▶ **Aim**: The data below should be restated word for word, with every picture omitted.

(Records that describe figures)
--- begin ---

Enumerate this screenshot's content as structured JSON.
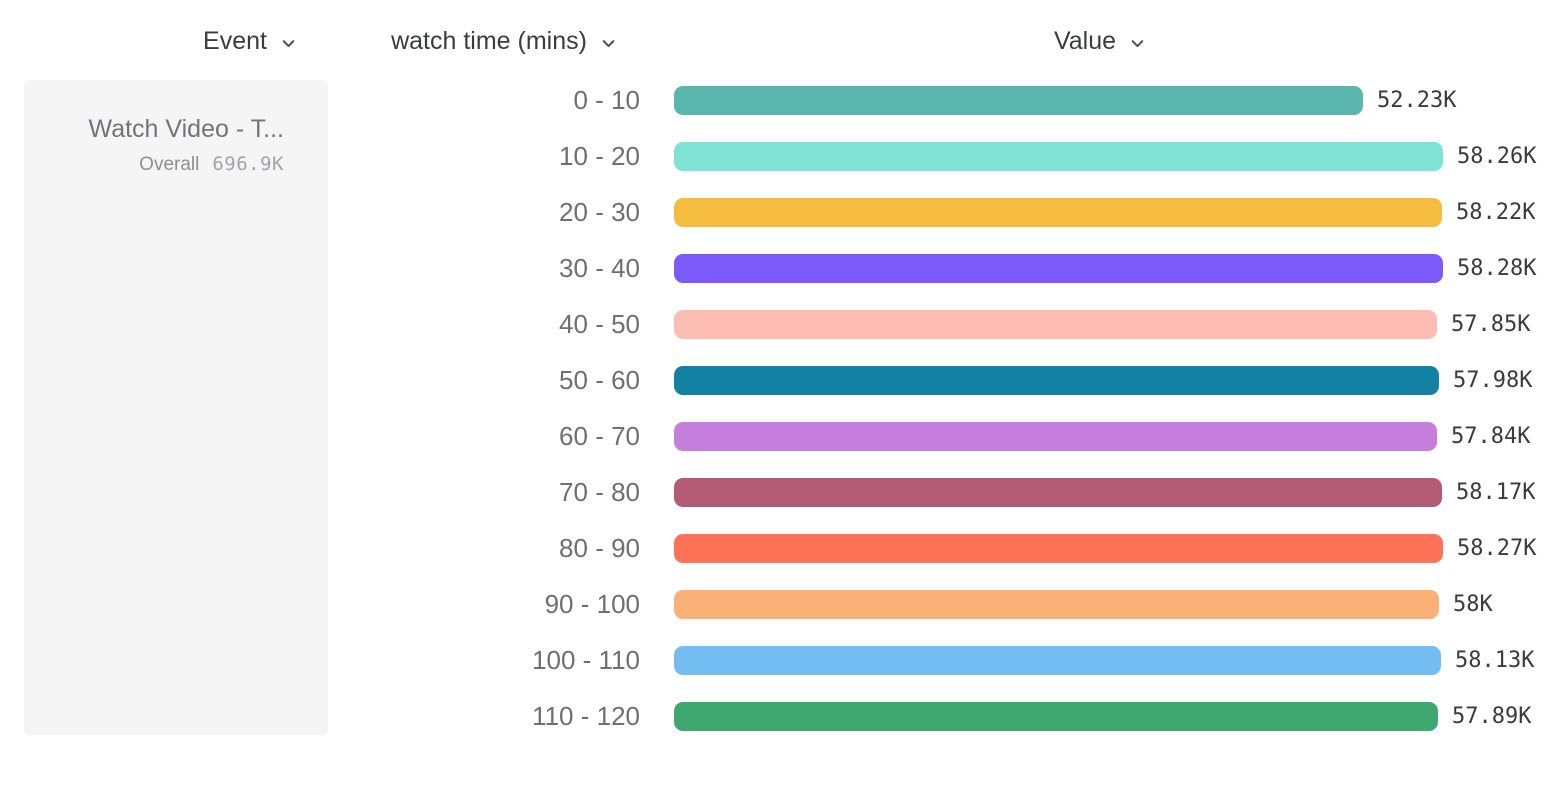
{
  "header": {
    "event": {
      "label": "Event"
    },
    "breakdown": {
      "label": "watch time (mins)"
    },
    "value": {
      "label": "Value"
    }
  },
  "event_card": {
    "title": "Watch Video - T...",
    "overall_label": "Overall",
    "overall_value": "696.9K"
  },
  "chart_data": {
    "type": "bar",
    "orientation": "horizontal",
    "title": "",
    "xlabel": "Value",
    "ylabel": "watch time (mins)",
    "categories": [
      "0 - 10",
      "10 - 20",
      "20 - 30",
      "30 - 40",
      "40 - 50",
      "50 - 60",
      "60 - 70",
      "70 - 80",
      "80 - 90",
      "90 - 100",
      "100 - 110",
      "110 - 120"
    ],
    "values": [
      52230,
      58260,
      58220,
      58280,
      57850,
      57980,
      57840,
      58170,
      58270,
      58000,
      58130,
      57890
    ],
    "value_labels": [
      "52.23K",
      "58.26K",
      "58.22K",
      "58.28K",
      "57.85K",
      "57.98K",
      "57.84K",
      "58.17K",
      "58.27K",
      "58K",
      "58.13K",
      "57.89K"
    ],
    "colors": [
      "#5BB7AE",
      "#7EE2D4",
      "#F6BC3D",
      "#7B59FA",
      "#FEBDB3",
      "#1381A3",
      "#C57EDC",
      "#B35A74",
      "#FE7258",
      "#FBB077",
      "#74BDF2",
      "#3EA86F"
    ],
    "xlim": [
      0,
      58280
    ],
    "grid": false,
    "legend": false
  },
  "ui_colors": {
    "card_background": "#f5f5f6",
    "header_text": "#3b3b44",
    "category_text": "#6e6e77",
    "value_text": "#3a3a42",
    "muted_text": "#8e8e96"
  }
}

--- end ---

▶ **Complete output**:
Enumerate this screenshot's content as structured JSON.
{
  "header": {
    "event": {
      "label": "Event"
    },
    "breakdown": {
      "label": "watch time (mins)"
    },
    "value": {
      "label": "Value"
    }
  },
  "event_card": {
    "title": "Watch Video - T...",
    "overall_label": "Overall",
    "overall_value": "696.9K"
  },
  "chart_data": {
    "type": "bar",
    "orientation": "horizontal",
    "title": "",
    "xlabel": "Value",
    "ylabel": "watch time (mins)",
    "categories": [
      "0 - 10",
      "10 - 20",
      "20 - 30",
      "30 - 40",
      "40 - 50",
      "50 - 60",
      "60 - 70",
      "70 - 80",
      "80 - 90",
      "90 - 100",
      "100 - 110",
      "110 - 120"
    ],
    "values": [
      52230,
      58260,
      58220,
      58280,
      57850,
      57980,
      57840,
      58170,
      58270,
      58000,
      58130,
      57890
    ],
    "value_labels": [
      "52.23K",
      "58.26K",
      "58.22K",
      "58.28K",
      "57.85K",
      "57.98K",
      "57.84K",
      "58.17K",
      "58.27K",
      "58K",
      "58.13K",
      "57.89K"
    ],
    "colors": [
      "#5BB7AE",
      "#7EE2D4",
      "#F6BC3D",
      "#7B59FA",
      "#FEBDB3",
      "#1381A3",
      "#C57EDC",
      "#B35A74",
      "#FE7258",
      "#FBB077",
      "#74BDF2",
      "#3EA86F"
    ],
    "xlim": [
      0,
      58280
    ],
    "grid": false,
    "legend": false
  },
  "ui_colors": {
    "card_background": "#f5f5f6",
    "header_text": "#3b3b44",
    "category_text": "#6e6e77",
    "value_text": "#3a3a42",
    "muted_text": "#8e8e96"
  }
}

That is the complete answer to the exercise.